With the pictures omitted, write out the entries that follow exactly as they stand.

— START —

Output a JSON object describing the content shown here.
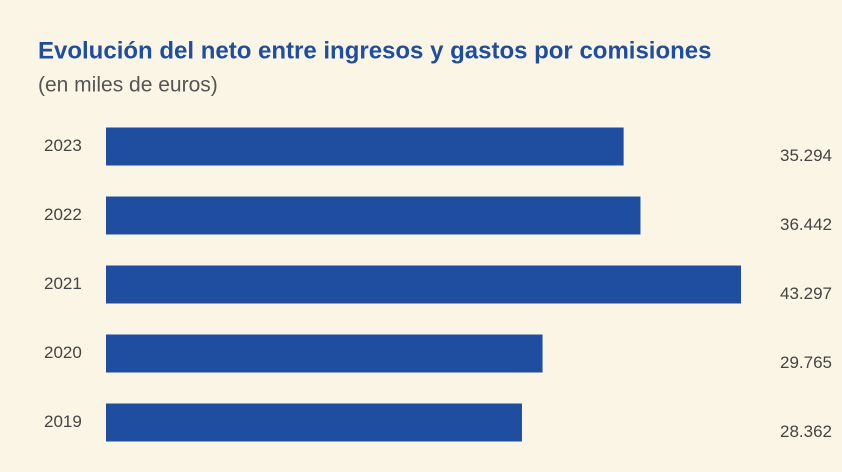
{
  "chart_data": {
    "type": "bar",
    "orientation": "horizontal",
    "title": "Evolución del neto entre ingresos y gastos por comisiones",
    "subtitle": "(en miles de euros)",
    "categories": [
      "2023",
      "2022",
      "2021",
      "2020",
      "2019"
    ],
    "values": [
      35294,
      36442,
      43297,
      29765,
      28362
    ],
    "value_labels": [
      "35.294",
      "36.442",
      "43.297",
      "29.765",
      "28.362"
    ],
    "color": "#1f4ea1"
  }
}
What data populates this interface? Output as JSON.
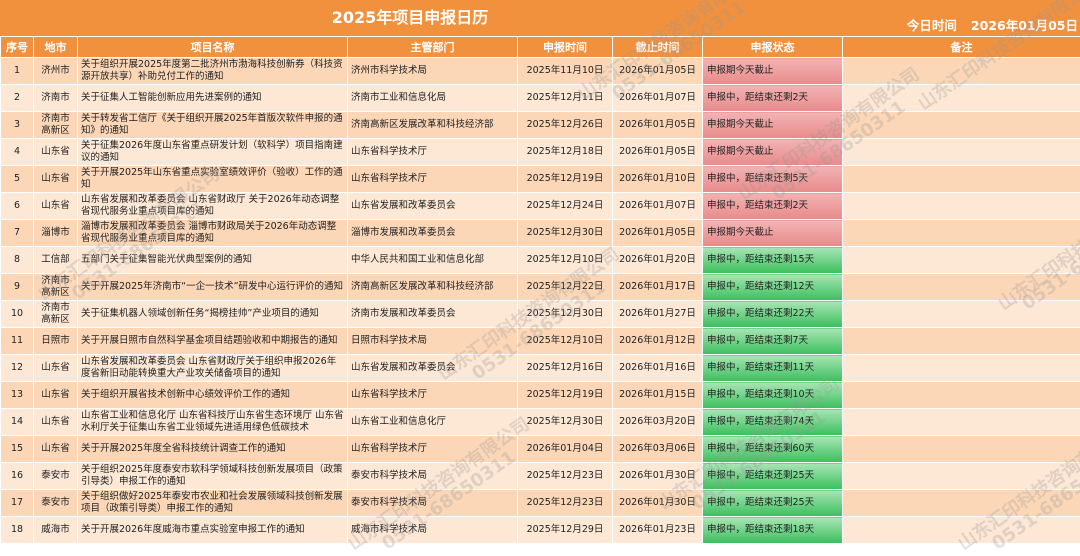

— END —

* **Task answer**:
Output a JSON object describing the content shown here.
{
  "chart_data": {
    "type": "bar",
    "orientation": "horizontal",
    "title": "Evolución del neto entre ingresos y gastos por comisiones",
    "subtitle": "(en miles de euros)",
    "categories": [
      "2023",
      "2022",
      "2021",
      "2020",
      "2019"
    ],
    "values": [
      35294,
      36442,
      43297,
      29765,
      28362
    ],
    "value_labels": [
      "35.294",
      "36.442",
      "43.297",
      "29.765",
      "28.362"
    ],
    "color": "#1f4ea1"
  }
}
What data populates this interface? Output as JSON.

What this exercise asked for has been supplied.